__JOB__
Give every line of the material again, exactly as written.
** BEGIN DATA PROVIDED **
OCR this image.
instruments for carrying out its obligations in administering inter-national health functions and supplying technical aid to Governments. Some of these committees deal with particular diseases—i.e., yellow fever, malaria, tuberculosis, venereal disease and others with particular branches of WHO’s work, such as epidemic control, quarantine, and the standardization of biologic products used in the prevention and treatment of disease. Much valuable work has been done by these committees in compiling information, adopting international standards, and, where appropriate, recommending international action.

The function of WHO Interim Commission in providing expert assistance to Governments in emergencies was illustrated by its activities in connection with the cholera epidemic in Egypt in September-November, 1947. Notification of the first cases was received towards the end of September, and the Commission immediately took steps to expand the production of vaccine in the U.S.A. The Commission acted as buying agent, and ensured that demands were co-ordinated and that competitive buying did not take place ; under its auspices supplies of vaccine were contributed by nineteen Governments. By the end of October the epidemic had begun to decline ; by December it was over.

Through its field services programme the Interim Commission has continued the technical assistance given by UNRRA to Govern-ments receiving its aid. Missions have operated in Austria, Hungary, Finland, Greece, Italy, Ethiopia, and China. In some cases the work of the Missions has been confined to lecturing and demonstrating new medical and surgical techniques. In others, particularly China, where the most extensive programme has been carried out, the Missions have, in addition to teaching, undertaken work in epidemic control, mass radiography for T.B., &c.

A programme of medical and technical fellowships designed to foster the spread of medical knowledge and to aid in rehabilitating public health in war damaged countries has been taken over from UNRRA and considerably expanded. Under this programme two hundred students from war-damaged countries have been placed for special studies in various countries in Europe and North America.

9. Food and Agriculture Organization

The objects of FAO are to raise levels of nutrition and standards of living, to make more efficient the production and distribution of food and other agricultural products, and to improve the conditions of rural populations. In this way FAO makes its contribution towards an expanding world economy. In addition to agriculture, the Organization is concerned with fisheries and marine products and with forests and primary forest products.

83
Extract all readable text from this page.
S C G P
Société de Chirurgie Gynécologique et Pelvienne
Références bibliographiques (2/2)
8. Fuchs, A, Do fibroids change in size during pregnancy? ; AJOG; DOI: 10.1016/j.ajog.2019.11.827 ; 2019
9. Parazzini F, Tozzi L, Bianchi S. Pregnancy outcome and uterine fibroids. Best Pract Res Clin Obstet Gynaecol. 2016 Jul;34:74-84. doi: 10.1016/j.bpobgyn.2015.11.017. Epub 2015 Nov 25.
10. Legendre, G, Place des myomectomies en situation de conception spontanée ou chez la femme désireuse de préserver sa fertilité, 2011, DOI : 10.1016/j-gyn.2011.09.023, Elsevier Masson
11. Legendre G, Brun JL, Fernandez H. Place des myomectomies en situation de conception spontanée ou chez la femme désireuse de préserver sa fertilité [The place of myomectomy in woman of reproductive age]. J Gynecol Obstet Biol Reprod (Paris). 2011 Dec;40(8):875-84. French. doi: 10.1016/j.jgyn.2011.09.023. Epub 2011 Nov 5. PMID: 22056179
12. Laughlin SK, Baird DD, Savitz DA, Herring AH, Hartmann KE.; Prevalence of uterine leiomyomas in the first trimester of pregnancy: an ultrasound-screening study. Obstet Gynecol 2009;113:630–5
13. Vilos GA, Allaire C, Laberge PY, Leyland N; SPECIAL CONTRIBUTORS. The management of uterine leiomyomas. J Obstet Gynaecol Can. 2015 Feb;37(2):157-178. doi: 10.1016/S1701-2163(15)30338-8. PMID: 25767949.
** END DATA PROVIDED **
__COMPLETED EXERCISE__
OCR this image.
instruments for carrying out its obligations in administering inter-national health functions and supplying technical aid to Governments. Some of these committees deal with particular diseases—i.e., yellow fever, malaria, tuberculosis, venereal disease and others with particular branches of WHO’s work, such as epidemic control, quarantine, and the standardization of biologic products used in the prevention and treatment of disease. Much valuable work has been done by these committees in compiling information, adopting international standards, and, where appropriate, recommending international action.

The function of WHO Interim Commission in providing expert assistance to Governments in emergencies was illustrated by its activities in connection with the cholera epidemic in Egypt in September-November, 1947. Notification of the first cases was received towards the end of September, and the Commission immediately took steps to expand the production of vaccine in the U.S.A. The Commission acted as buying agent, and ensured that demands were co-ordinated and that competitive buying did not take place ; under its auspices supplies of vaccine were contributed by nineteen Governments. By the end of October the epidemic had begun to decline ; by December it was over.

Through its field services programme the Interim Commission has continued the technical assistance given by UNRRA to Govern-ments receiving its aid. Missions have operated in Austria, Hungary, Finland, Greece, Italy, Ethiopia, and China. In some cases the work of the Missions has been confined to lecturing and demonstrating new medical and surgical techniques. In others, particularly China, where the most extensive programme has been carried out, the Missions have, in addition to teaching, undertaken work in epidemic control, mass radiography for T.B., &c.

A programme of medical and technical fellowships designed to foster the spread of medical knowledge and to aid in rehabilitating public health in war damaged countries has been taken over from UNRRA and considerably expanded. Under this programme two hundred students from war-damaged countries have been placed for special studies in various countries in Europe and North America.

9. Food and Agriculture Organization

The objects of FAO are to raise levels of nutrition and standards of living, to make more efficient the production and distribution of food and other agricultural products, and to improve the conditions of rural populations. In this way FAO makes its contribution towards an expanding world economy. In addition to agriculture, the Organization is concerned with fisheries and marine products and with forests and primary forest products.

83
Extract all readable text from this page.
S C G P
Société de Chirurgie Gynécologique et Pelvienne
Références bibliographiques (2/2)
8. Fuchs, A, Do fibroids change in size during pregnancy? ; AJOG; DOI: 10.1016/j.ajog.2019.11.827 ; 2019
9. Parazzini F, Tozzi L, Bianchi S. Pregnancy outcome and uterine fibroids. Best Pract Res Clin Obstet Gynaecol. 2016 Jul;34:74-84. doi: 10.1016/j.bpobgyn.2015.11.017. Epub 2015 Nov 25.
10. Legendre, G, Place des myomectomies en situation de conception spontanée ou chez la femme désireuse de préserver sa fertilité, 2011, DOI : 10.1016/j-gyn.2011.09.023, Elsevier Masson
11. Legendre G, Brun JL, Fernandez H. Place des myomectomies en situation de conception spontanée ou chez la femme désireuse de préserver sa fertilité [The place of myomectomy in woman of reproductive age]. J Gynecol Obstet Biol Reprod (Paris). 2011 Dec;40(8):875-84. French. doi: 10.1016/j.jgyn.2011.09.023. Epub 2011 Nov 5. PMID: 22056179
12. Laughlin SK, Baird DD, Savitz DA, Herring AH, Hartmann KE.; Prevalence of uterine leiomyomas in the first trimester of pregnancy: an ultrasound-screening study. Obstet Gynecol 2009;113:630–5
13. Vilos GA, Allaire C, Laberge PY, Leyland N; SPECIAL CONTRIBUTORS. The management of uterine leiomyomas. J Obstet Gynaecol Can. 2015 Feb;37(2):157-178. doi: 10.1016/S1701-2163(15)30338-8. PMID: 25767949.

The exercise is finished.